WHAT YOU HAVE TO DO
Convert the lines below into a JSON list of strings, one string per line, skipping blank lines and leaving out the pictures.

RECORDS FOR PROCESSING
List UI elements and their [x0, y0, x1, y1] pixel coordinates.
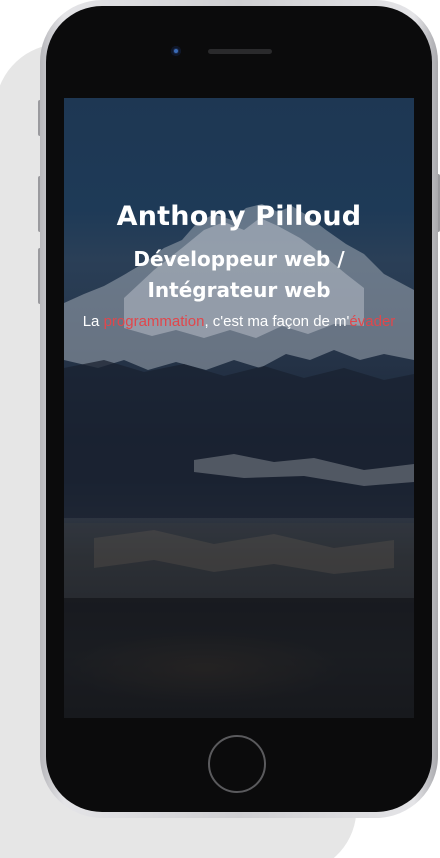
speaker-icon: [208, 49, 272, 54]
tagline-prefix: La: [82, 313, 104, 330]
mockup-stage: Anthony Pilloud Développeur web / Intégr…: [0, 0, 440, 858]
hero-role: Développeur web / Intégrateur web: [64, 244, 414, 306]
tagline-middle: , c'est ma façon de m': [204, 313, 350, 330]
tagline-highlight-programmation: programmation: [103, 313, 205, 330]
phone-screen: Anthony Pilloud Développeur web / Intégr…: [64, 98, 414, 718]
mountain-background: [64, 204, 414, 718]
hero-role-line-2: Intégrateur web: [147, 278, 331, 302]
hero-tagline: La programmation, c'est ma façon de m'év…: [64, 312, 414, 332]
home-button-icon[interactable]: [208, 735, 266, 793]
camera-icon: [171, 46, 181, 56]
hero-section: Anthony Pilloud Développeur web / Intégr…: [64, 200, 414, 332]
hero-name: Anthony Pilloud: [116, 201, 362, 232]
tagline-highlight-evader: évader: [349, 313, 396, 330]
hero-role-line-1: Développeur web /: [133, 247, 345, 271]
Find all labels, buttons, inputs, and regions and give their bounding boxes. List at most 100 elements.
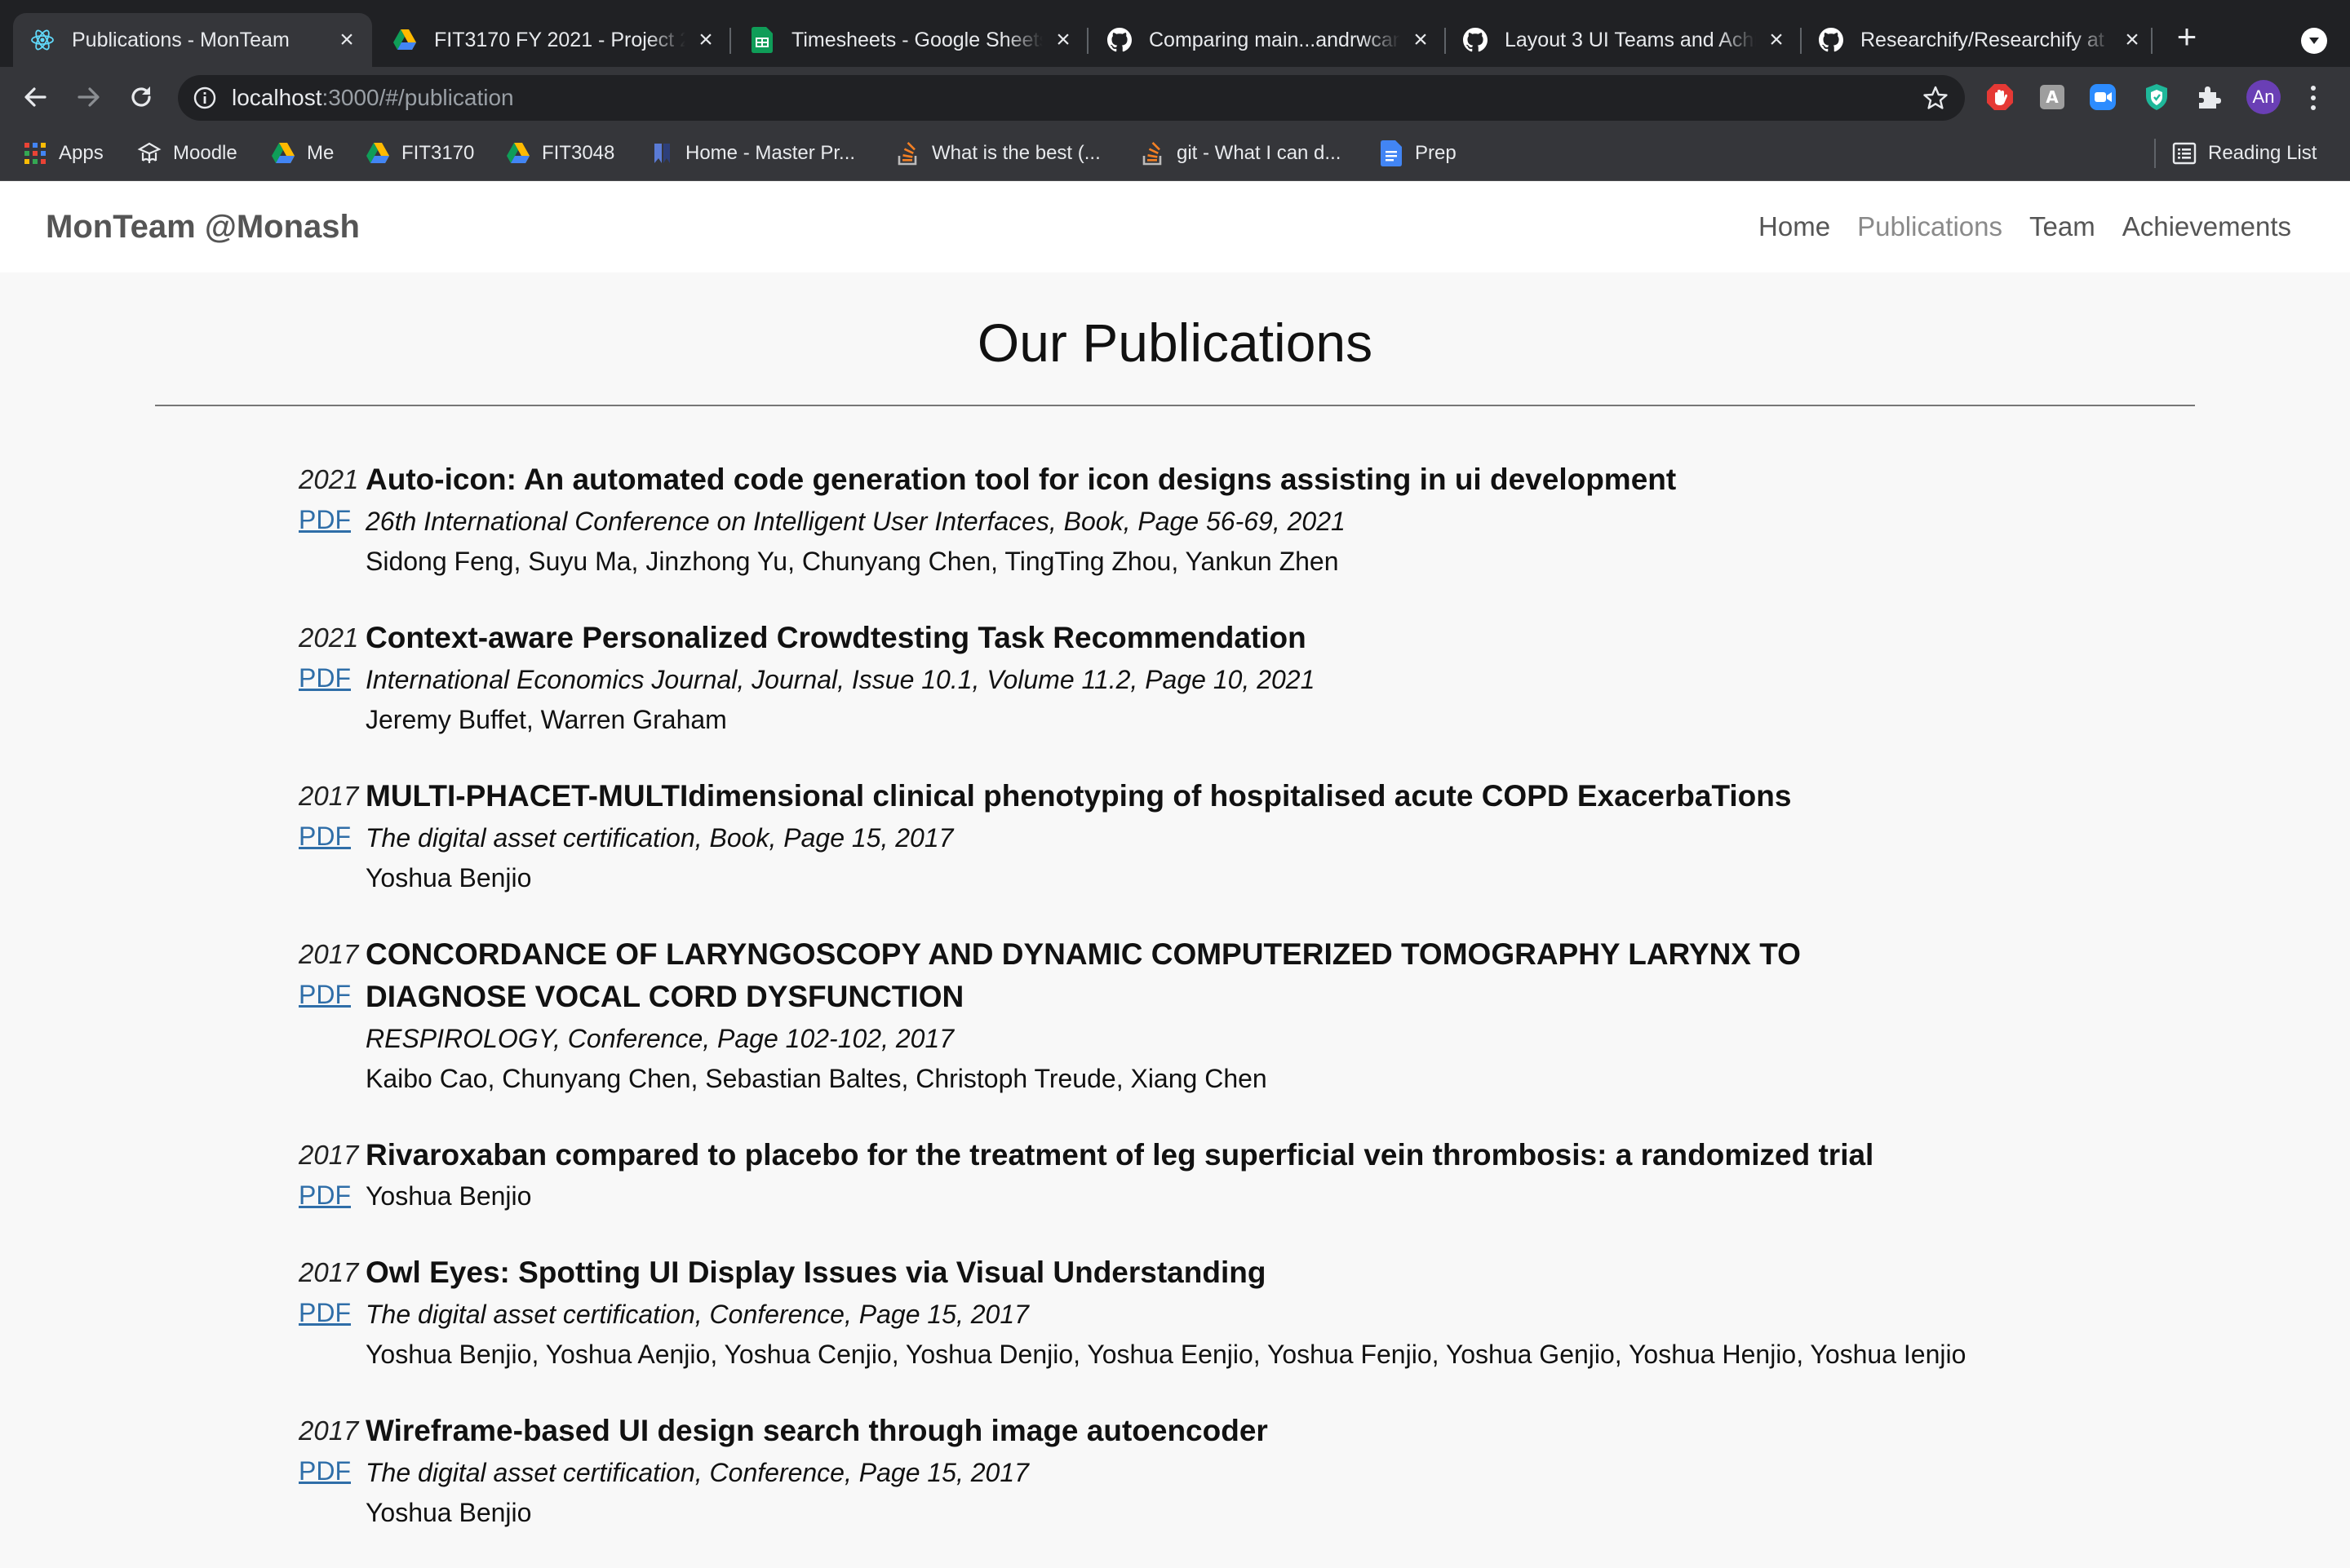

SOLUTION TO THIS EXERCISE
[
  "List UI elements and their [x0, y0, x1, y1] pixel coordinates.",
  "speaker-icon: [208, 49, 272, 54]",
  "tagline-prefix: La: [82, 313, 104, 330]",
  "mockup-stage: Anthony Pilloud Développeur web / Intégr…: [0, 0, 440, 858]",
  "hero-role: Développeur web / Intégrateur web: [64, 244, 414, 306]",
  "tagline-middle: , c'est ma façon de m': [204, 313, 350, 330]",
  "tagline-highlight-programmation: programmation: [103, 313, 205, 330]",
  "phone-screen: Anthony Pilloud Développeur web / Intégr…: [64, 98, 414, 718]",
  "mountain-background: [64, 204, 414, 718]",
  "hero-role-line-2: Intégrateur web: [147, 278, 331, 302]",
  "hero-tagline: La programmation, c'est ma façon de m'év…: [64, 312, 414, 332]",
  "home-button-icon[interactable]: [208, 735, 266, 793]",
  "camera-icon: [171, 46, 181, 56]",
  "hero-section: Anthony Pilloud Développeur web / Intégr…: [64, 200, 414, 332]",
  "hero-name: Anthony Pilloud: [116, 201, 362, 232]",
  "tagline-highlight-evader: évader: [349, 313, 396, 330]",
  "hero-role-line-1: Développeur web /: [133, 247, 345, 271]",
  "Find all labels, buttons, inputs, and regions and give their bounding boxes. List at most 100 elements."
]